> [PROBLEM TO SOLVE] Copy every line of the records below that holds the word "فينفقها".

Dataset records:
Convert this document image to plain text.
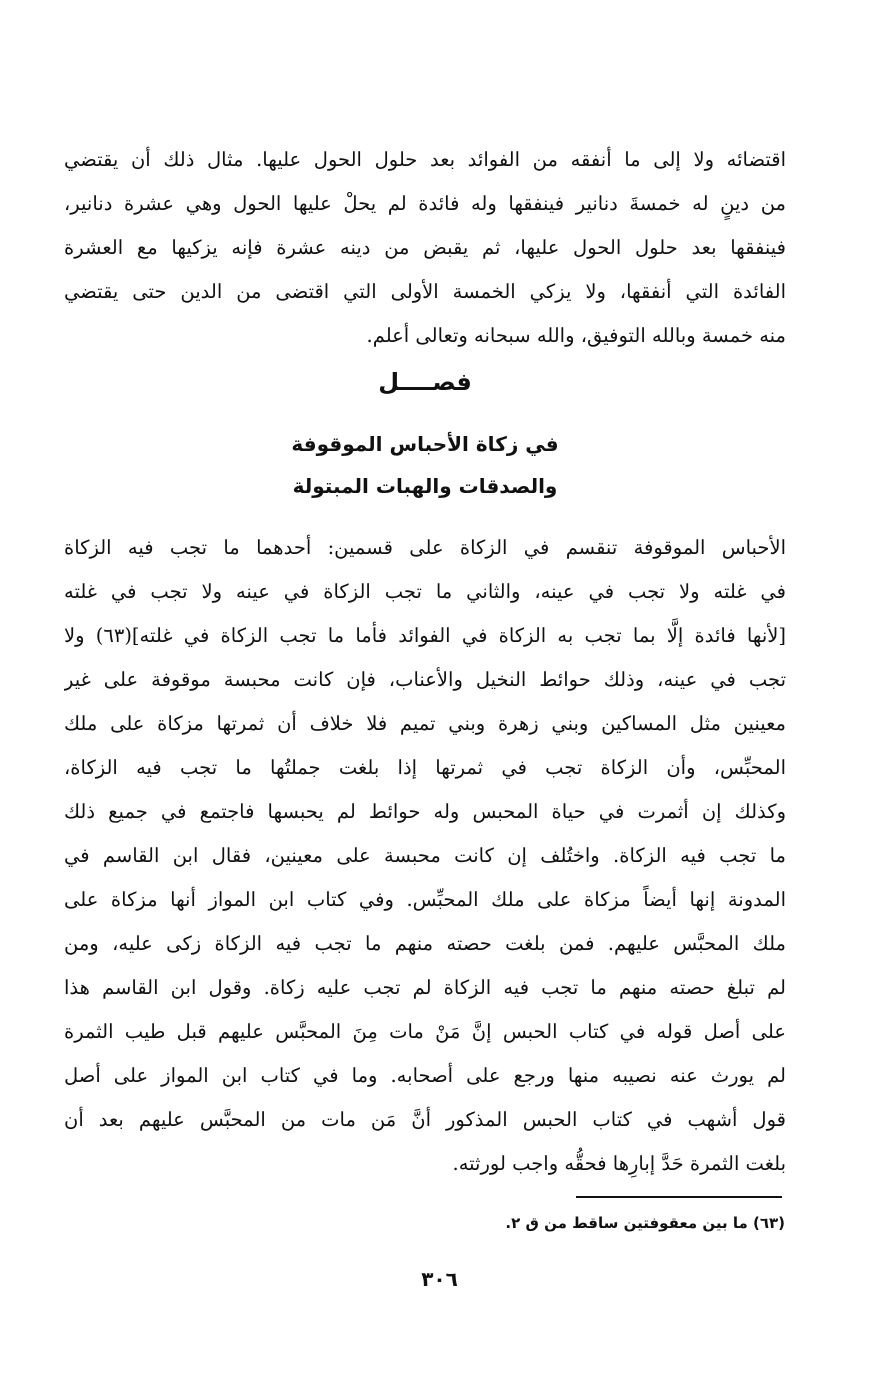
اقتضائه ولا إلى ما أنفقه من الفوائد بعد حلول الحول عليها. مثال ذلك أن يقتضي
من دينٍ له خمسةَ دنانير فينفقها وله فائدة لم يحلْ عليها الحول وهي عشرة دنانير،
فينفقها بعد حلول الحول عليها، ثم يقبض من دينه عشرة فإنه يزكيها مع العشرة
الفائدة التي أنفقها، ولا يزكي الخمسة الأولى التي اقتضى من الدين حتى يقتضي
منه خمسة وبالله التوفيق، والله سبحانه وتعالى أعلم.
فصــــل
في زكاة الأحباس الموقوفة
والصدقات والهبات المبتولة
الأحباس الموقوفة تنقسم في الزكاة على قسمين: أحدهما ما تجب فيه الزكاة
في غلته ولا تجب في عينه، والثاني ما تجب الزكاة في عينه ولا تجب في غلته
[لأنها فائدة إلَّا بما تجب به الزكاة في الفوائد فأما ما تجب الزكاة في غلته](٦٣) ولا
تجب في عينه، وذلك حوائط النخيل والأعناب، فإن كانت محبسة موقوفة على غير
معينين مثل المساكين وبني زهرة وبني تميم فلا خلاف أن ثمرتها مزكاة على ملك
المحبِّس، وأن الزكاة تجب في ثمرتها إذا بلغت جملتُها ما تجب فيه الزكاة،
وكذلك إن أثمرت في حياة المحبس وله حوائط لم يحبسها فاجتمع في جميع ذلك
ما تجب فيه الزكاة. واختُلف إن كانت محبسة على معينين، فقال ابن القاسم في
المدونة إنها أيضاً مزكاة على ملك المحبِّس. وفي كتاب ابن المواز أنها مزكاة على
ملك المحبَّس عليهم. فمن بلغت حصته منهم ما تجب فيه الزكاة زكى عليه، ومن
لم تبلغ حصته منهم ما تجب فيه الزكاة لم تجب عليه زكاة. وقول ابن القاسم هذا
على أصل قوله في كتاب الحبس إنَّ مَنْ مات مِنَ المحبَّس عليهم قبل طيب الثمرة
لم يورث عنه نصيبه منها ورجع على أصحابه. وما في كتاب ابن المواز على أصل
قول أشهب في كتاب الحبس المذكور أنَّ مَن مات من المحبَّس عليهم بعد أن
بلغت الثمرة حَدَّ إبارِها فحقُّه واجب لورثته.
(٦٣) ما بين معقوفتين ساقط من ق ٢.
٣٠٦
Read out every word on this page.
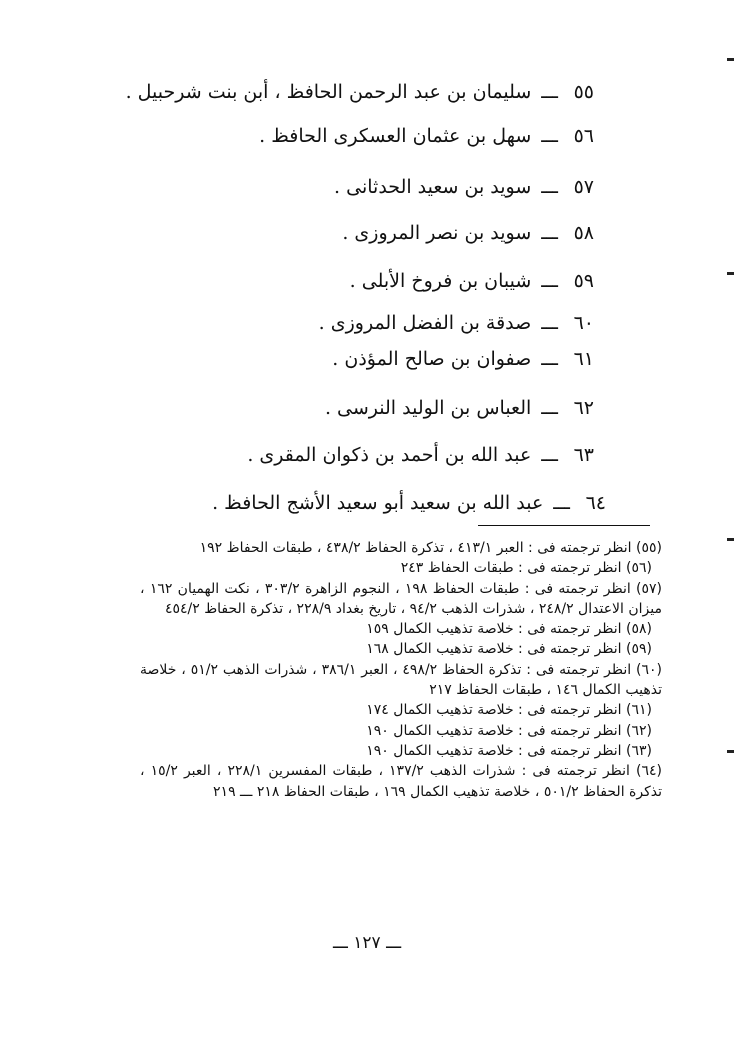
٥٥ـــسليمان بن عبد الرحمن الحافظ ، أبن بنت شرحبيل .
٥٦ـــسهل بن عثمان العسكرى الحافظ .
٥٧ـــسويد بن سعيد الحدثانى .
٥٨ـــسويد بن نصر المروزى .
٥٩ـــشيبان بن فروخ الأبلى .
٦٠ـــصدقة بن الفضل المروزى .
٦١ـــصفوان بن صالح المؤذن .
٦٢ـــالعباس بن الوليد النرسى .
٦٣ـــعبد الله بن أحمد بن ذكوان المقرى .
٦٤ـــعبد الله بن سعيد أبو سعيد الأشج الحافظ .

(٥٥) انظر ترجمته فى : العبر ٤١٣/١ ، تذكرة الحفاظ ٤٣٨/٢ ، طبقات الحفاظ ١٩٢

(٥٦) انظر ترجمته فى : طبقات الحفاظ ٢٤٣

(٥٧) انظر ترجمته فى : طبقات الحفاظ ١٩٨ ، النجوم الزاهرة ٣٠٣/٢ ، نكت الهميان ١٦٢ ، ميزان الاعتدال ٢٤٨/٢ ، شذرات الذهب ٩٤/٢ ، تاريخ بغداد ٢٢٨/٩ ، تذكرة الحفاظ ٤٥٤/٢

(٥٨) انظر ترجمته فى : خلاصة تذهيب الكمال ١٥٩

(٥٩) انظر ترجمته فى : خلاصة تذهيب الكمال ١٦٨

(٦٠) انظر ترجمته فى : تذكرة الحفاظ ٤٩٨/٢ ، العبر ٣٨٦/١ ، شذرات الذهب ٥١/٢ ، خلاصة تذهيب الكمال ١٤٦ ، طبقات الحفاظ ٢١٧

(٦١) انظر ترجمته فى : خلاصة تذهيب الكمال ١٧٤

(٦٢) انظر ترجمته فى : خلاصة تذهيب الكمال ١٩٠

(٦٣) انظر ترجمته فى : خلاصة تذهيب الكمال ١٩٠

(٦٤) انظر ترجمته فى : شذرات الذهب ١٣٧/٢ ، طبقات المفسرين ٢٢٨/١ ، العبر ١٥/٢ ، تذكرة الحفاظ ٥٠١/٢ ، خلاصة تذهيب الكمال ١٦٩ ، طبقات الحفاظ ٢١٨ ـــ ٢١٩

ـــ ١٢٧ ـــ
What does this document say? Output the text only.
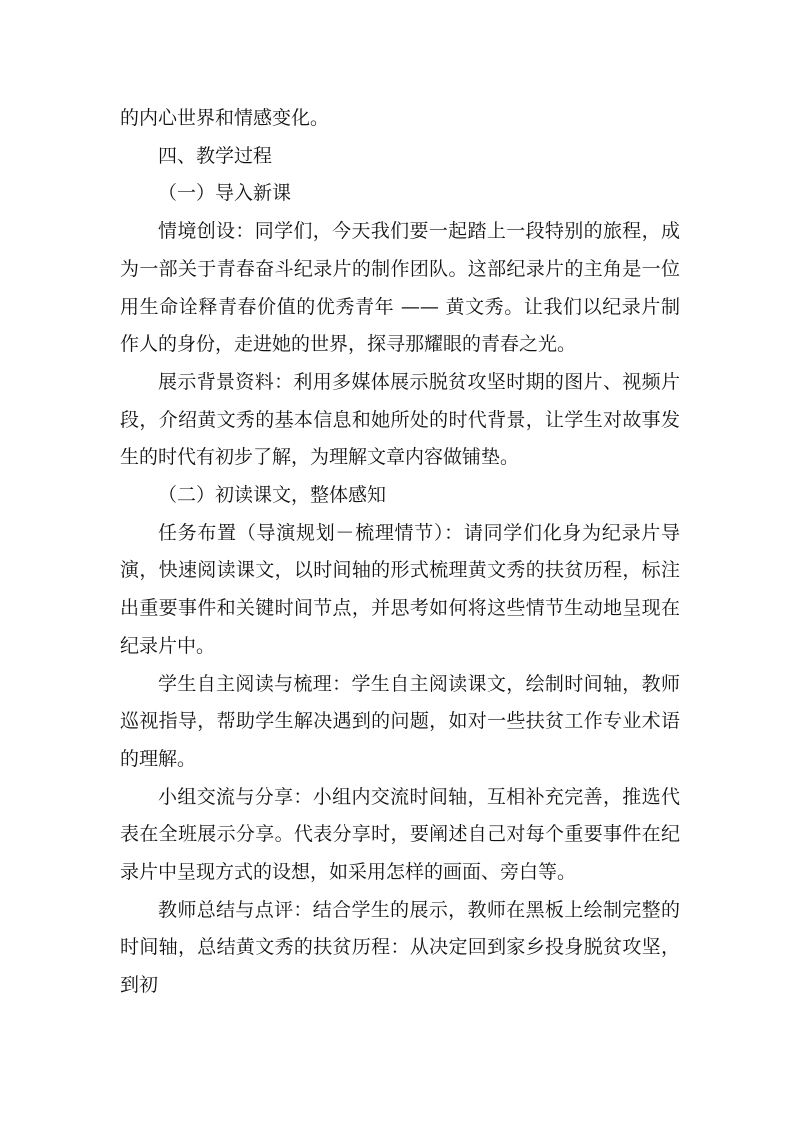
的内心世界和情感变化。

四、教学过程

（一）导入新课

情境创设：同学们，今天我们要一起踏上一段特别的旅程，成为一部关于青春奋斗纪录片的制作团队。这部纪录片的主角是一位用生命诠释青春价值的优秀青年 —— 黄文秀。让我们以纪录片制作人的身份，走进她的世界，探寻那耀眼的青春之光。

展示背景资料：利用多媒体展示脱贫攻坚时期的图片、视频片段，介绍黄文秀的基本信息和她所处的时代背景，让学生对故事发生的时代有初步了解，为理解文章内容做铺垫。

（二）初读课文，整体感知

任务布置（导演规划－梳理情节）：请同学们化身为纪录片导演，快速阅读课文，以时间轴的形式梳理黄文秀的扶贫历程，标注出重要事件和关键时间节点，并思考如何将这些情节生动地呈现在纪录片中。

学生自主阅读与梳理：学生自主阅读课文，绘制时间轴，教师巡视指导，帮助学生解决遇到的问题，如对一些扶贫工作专业术语的理解。

小组交流与分享：小组内交流时间轴，互相补充完善，推选代表在全班展示分享。代表分享时，要阐述自己对每个重要事件在纪录片中呈现方式的设想，如采用怎样的画面、旁白等。

教师总结与点评：结合学生的展示，教师在黑板上绘制完整的时间轴，总结黄文秀的扶贫历程：从决定回到家乡投身脱贫攻坚，到初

> [EXERCISE RESULT]
من دينٍ له خمسةَ دنانير فينفقها وله فائدة لم يحلْ عليها الحول وهي عشرة دنانير،
فينفقها بعد حلول الحول عليها، ثم يقبض من دينه عشرة فإنه يزكيها مع العشرة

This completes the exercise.